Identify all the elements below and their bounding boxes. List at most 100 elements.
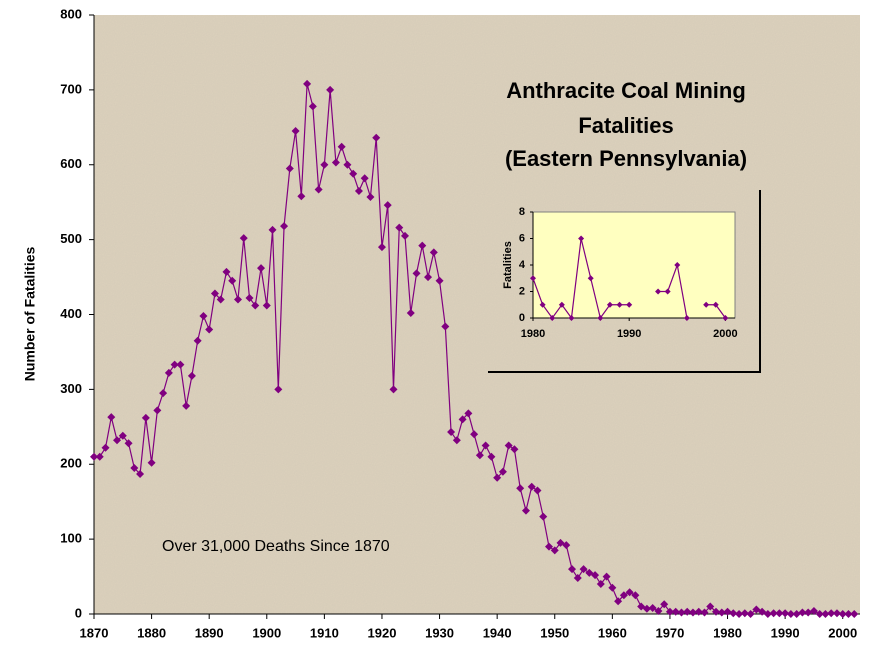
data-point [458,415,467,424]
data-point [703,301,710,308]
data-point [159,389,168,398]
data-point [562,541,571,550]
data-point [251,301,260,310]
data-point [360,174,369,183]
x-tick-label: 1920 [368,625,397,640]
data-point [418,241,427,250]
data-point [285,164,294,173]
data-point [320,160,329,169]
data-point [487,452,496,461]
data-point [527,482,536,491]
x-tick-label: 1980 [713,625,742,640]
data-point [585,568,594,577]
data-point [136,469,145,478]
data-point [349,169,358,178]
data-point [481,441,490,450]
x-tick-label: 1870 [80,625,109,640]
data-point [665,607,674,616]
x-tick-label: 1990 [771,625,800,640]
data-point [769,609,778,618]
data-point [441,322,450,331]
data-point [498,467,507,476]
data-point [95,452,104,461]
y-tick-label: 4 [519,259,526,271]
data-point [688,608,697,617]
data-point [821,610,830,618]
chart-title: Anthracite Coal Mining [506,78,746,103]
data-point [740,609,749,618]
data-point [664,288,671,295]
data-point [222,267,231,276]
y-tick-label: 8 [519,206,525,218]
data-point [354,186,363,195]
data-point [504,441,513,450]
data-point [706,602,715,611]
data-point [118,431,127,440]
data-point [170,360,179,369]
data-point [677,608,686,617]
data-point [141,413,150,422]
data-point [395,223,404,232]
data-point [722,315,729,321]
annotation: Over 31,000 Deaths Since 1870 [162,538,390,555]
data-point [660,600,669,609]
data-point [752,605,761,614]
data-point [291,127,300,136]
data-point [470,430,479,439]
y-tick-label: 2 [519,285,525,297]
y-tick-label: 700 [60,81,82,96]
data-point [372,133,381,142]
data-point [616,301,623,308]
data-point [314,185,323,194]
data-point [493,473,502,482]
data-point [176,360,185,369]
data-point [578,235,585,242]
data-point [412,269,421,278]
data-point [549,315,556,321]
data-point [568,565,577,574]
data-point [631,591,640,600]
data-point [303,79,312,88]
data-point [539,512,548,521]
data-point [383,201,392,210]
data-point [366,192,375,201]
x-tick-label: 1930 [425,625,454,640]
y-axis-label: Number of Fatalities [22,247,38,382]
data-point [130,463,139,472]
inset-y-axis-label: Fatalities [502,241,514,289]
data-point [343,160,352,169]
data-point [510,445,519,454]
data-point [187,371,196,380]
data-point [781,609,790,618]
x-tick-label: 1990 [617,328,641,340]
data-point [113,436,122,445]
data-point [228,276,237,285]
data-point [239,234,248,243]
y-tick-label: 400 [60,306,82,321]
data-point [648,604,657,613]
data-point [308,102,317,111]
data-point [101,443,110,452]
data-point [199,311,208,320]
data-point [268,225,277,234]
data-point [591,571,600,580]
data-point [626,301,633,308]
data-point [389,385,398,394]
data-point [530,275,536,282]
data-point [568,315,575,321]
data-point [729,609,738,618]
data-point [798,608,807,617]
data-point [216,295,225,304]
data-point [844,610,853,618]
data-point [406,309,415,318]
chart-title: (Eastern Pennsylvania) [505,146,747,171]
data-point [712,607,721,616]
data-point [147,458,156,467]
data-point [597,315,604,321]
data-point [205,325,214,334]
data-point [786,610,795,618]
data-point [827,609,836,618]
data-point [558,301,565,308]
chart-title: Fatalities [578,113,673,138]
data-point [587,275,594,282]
--
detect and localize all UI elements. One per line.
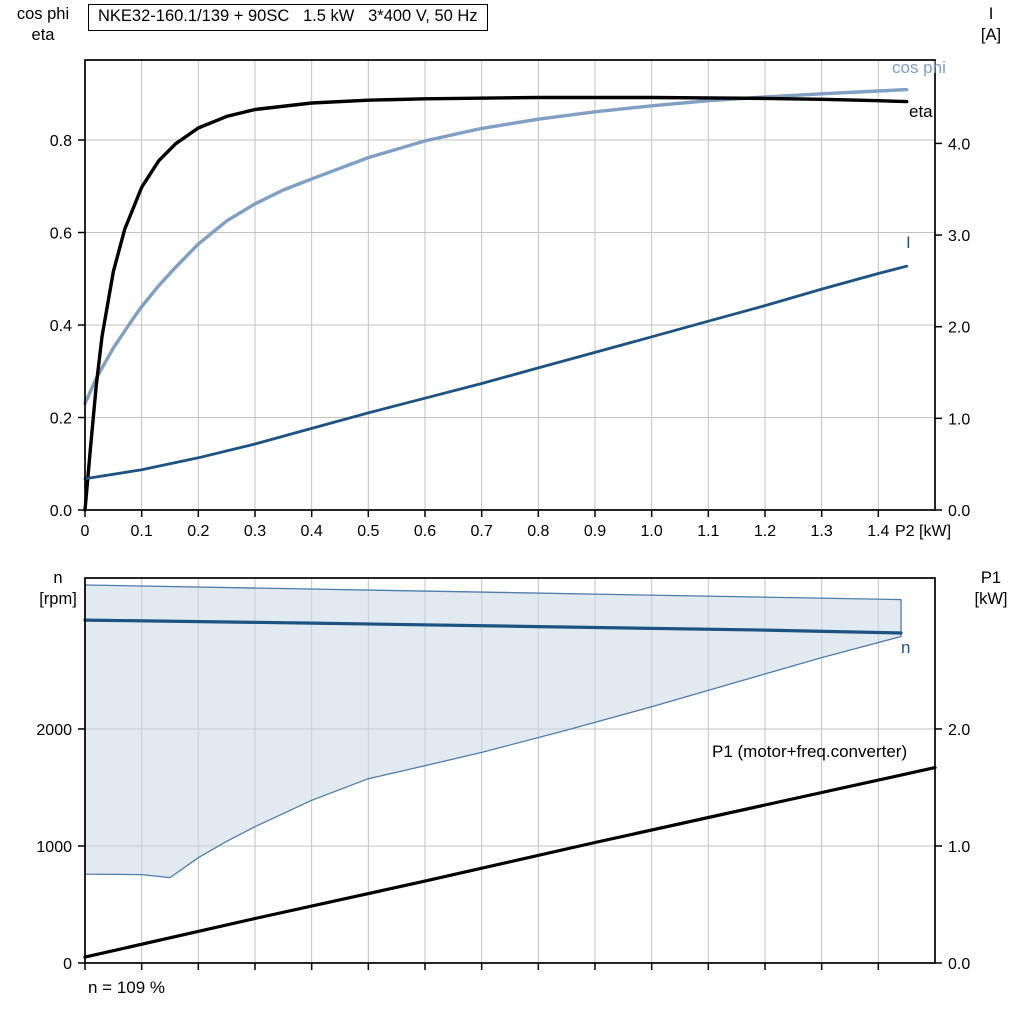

The request >> Copy the material between the lines holding "Identify all the" and "data-point [665,607,674,616]", inclusive, exactly as it appears, omitting the pictures.

Exercise result >>
Identify all the elements below and their bounding boxes. List at most 100 elements.
data-point [458,415,467,424]
data-point [703,301,710,308]
data-point [159,389,168,398]
data-point [562,541,571,550]
data-point [251,301,260,310]
data-point [360,174,369,183]
x-tick-label: 1920 [368,625,397,640]
data-point [418,241,427,250]
data-point [285,164,294,173]
data-point [320,160,329,169]
data-point [487,452,496,461]
data-point [527,482,536,491]
x-tick-label: 1980 [713,625,742,640]
data-point [585,568,594,577]
data-point [136,469,145,478]
data-point [349,169,358,178]
data-point [481,441,490,450]
x-tick-label: 1870 [80,625,109,640]
data-point [665,607,674,616]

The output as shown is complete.